Source records
○ ○ ○
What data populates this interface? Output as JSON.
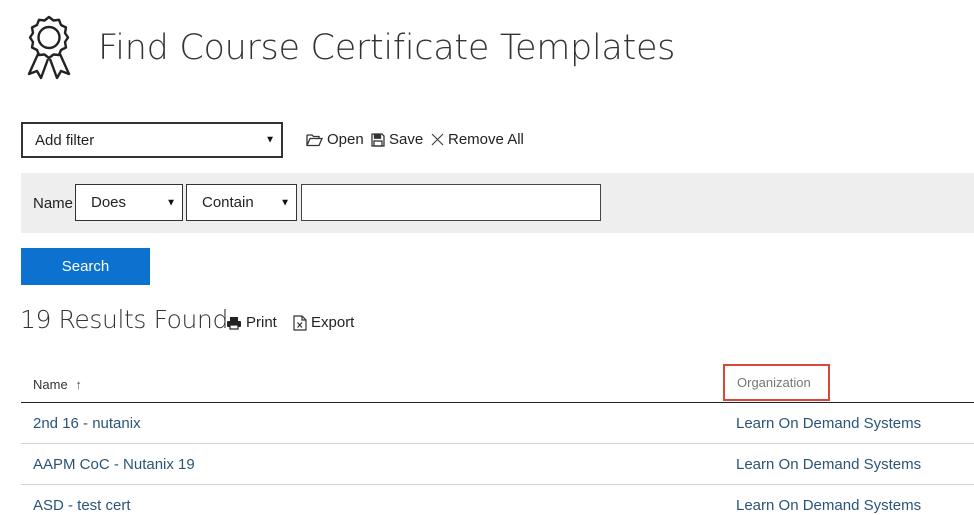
{
  "header": {
    "title": "Find Course Certificate Templates",
    "icon": "award-ribbon-icon"
  },
  "filter_bar": {
    "add_filter": {
      "value": "Add filter"
    },
    "actions": {
      "open_label": "Open",
      "save_label": "Save",
      "remove_all_label": "Remove All"
    }
  },
  "filter": {
    "field_label": "Name",
    "operator_1": "Does",
    "operator_2": "Contain",
    "value": ""
  },
  "search": {
    "label": "Search"
  },
  "results": {
    "count_text": "19 Results Found",
    "print_label": "Print",
    "export_label": "Export"
  },
  "table": {
    "columns": [
      {
        "label": "Name",
        "sort": "ascending",
        "sort_glyph": "↑"
      },
      {
        "label": "Organization"
      }
    ],
    "rows": [
      {
        "name": "2nd 16 - nutanix",
        "organization": "Learn On Demand Systems"
      },
      {
        "name": "AAPM CoC - Nutanix 19",
        "organization": "Learn On Demand Systems"
      },
      {
        "name": "ASD - test cert",
        "organization": "Learn On Demand Systems"
      }
    ]
  },
  "colors": {
    "accent": "#0d72cf",
    "link": "#2a5478",
    "highlight_box": "#d9463a",
    "panel_bg": "#eeeeee"
  }
}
○ ○ ○
- _Goal_: Set down the material exactly, every line of it, except for the pictures.

- _Task solution_:
What data populates this interface? Output as JSON.
{
  "header": {
    "title": "Find Course Certificate Templates",
    "icon": "award-ribbon-icon"
  },
  "filter_bar": {
    "add_filter": {
      "value": "Add filter"
    },
    "actions": {
      "open_label": "Open",
      "save_label": "Save",
      "remove_all_label": "Remove All"
    }
  },
  "filter": {
    "field_label": "Name",
    "operator_1": "Does",
    "operator_2": "Contain",
    "value": ""
  },
  "search": {
    "label": "Search"
  },
  "results": {
    "count_text": "19 Results Found",
    "print_label": "Print",
    "export_label": "Export"
  },
  "table": {
    "columns": [
      {
        "label": "Name",
        "sort": "ascending",
        "sort_glyph": "↑"
      },
      {
        "label": "Organization"
      }
    ],
    "rows": [
      {
        "name": "2nd 16 - nutanix",
        "organization": "Learn On Demand Systems"
      },
      {
        "name": "AAPM CoC - Nutanix 19",
        "organization": "Learn On Demand Systems"
      },
      {
        "name": "ASD - test cert",
        "organization": "Learn On Demand Systems"
      }
    ]
  },
  "colors": {
    "accent": "#0d72cf",
    "link": "#2a5478",
    "highlight_box": "#d9463a",
    "panel_bg": "#eeeeee"
  }
}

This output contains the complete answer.